Stored entries:
───

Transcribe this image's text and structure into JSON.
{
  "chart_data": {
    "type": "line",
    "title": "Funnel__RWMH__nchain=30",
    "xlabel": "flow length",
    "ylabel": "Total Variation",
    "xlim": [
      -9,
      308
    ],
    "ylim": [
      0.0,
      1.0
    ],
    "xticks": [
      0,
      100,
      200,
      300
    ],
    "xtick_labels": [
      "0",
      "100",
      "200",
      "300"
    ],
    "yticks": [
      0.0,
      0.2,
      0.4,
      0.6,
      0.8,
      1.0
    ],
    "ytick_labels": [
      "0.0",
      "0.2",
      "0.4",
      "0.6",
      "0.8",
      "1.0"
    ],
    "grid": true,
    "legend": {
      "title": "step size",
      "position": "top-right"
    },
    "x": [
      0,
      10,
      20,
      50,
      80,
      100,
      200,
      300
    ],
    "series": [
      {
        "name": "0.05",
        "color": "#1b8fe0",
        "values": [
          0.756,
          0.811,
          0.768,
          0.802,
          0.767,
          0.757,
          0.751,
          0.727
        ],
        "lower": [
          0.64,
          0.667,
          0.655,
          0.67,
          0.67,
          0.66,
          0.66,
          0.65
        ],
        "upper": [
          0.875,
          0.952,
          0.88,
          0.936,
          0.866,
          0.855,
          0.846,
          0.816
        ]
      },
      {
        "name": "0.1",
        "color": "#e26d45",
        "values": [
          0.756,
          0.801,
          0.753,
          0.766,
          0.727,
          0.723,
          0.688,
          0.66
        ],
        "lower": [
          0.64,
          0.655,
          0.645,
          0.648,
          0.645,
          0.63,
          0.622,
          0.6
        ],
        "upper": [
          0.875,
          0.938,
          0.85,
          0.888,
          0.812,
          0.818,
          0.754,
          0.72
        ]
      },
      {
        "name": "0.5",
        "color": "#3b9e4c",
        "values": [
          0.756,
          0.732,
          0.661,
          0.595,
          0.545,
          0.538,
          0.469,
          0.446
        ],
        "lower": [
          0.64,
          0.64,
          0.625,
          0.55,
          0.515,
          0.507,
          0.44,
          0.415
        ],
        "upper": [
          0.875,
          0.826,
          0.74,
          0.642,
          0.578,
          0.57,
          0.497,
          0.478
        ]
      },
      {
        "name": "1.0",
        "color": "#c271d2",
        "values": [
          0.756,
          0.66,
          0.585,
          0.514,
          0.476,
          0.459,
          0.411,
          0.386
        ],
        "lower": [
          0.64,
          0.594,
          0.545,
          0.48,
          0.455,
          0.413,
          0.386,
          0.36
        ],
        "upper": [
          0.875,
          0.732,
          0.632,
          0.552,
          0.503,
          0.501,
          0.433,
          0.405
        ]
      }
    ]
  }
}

───

Exercise details → Check each line of the records above for "color", and copy those that have it.

Task response →
        "color": "#1b8fe0",
        "color": "#e26d45",
        "color": "#3b9e4c",
        "color": "#c271d2",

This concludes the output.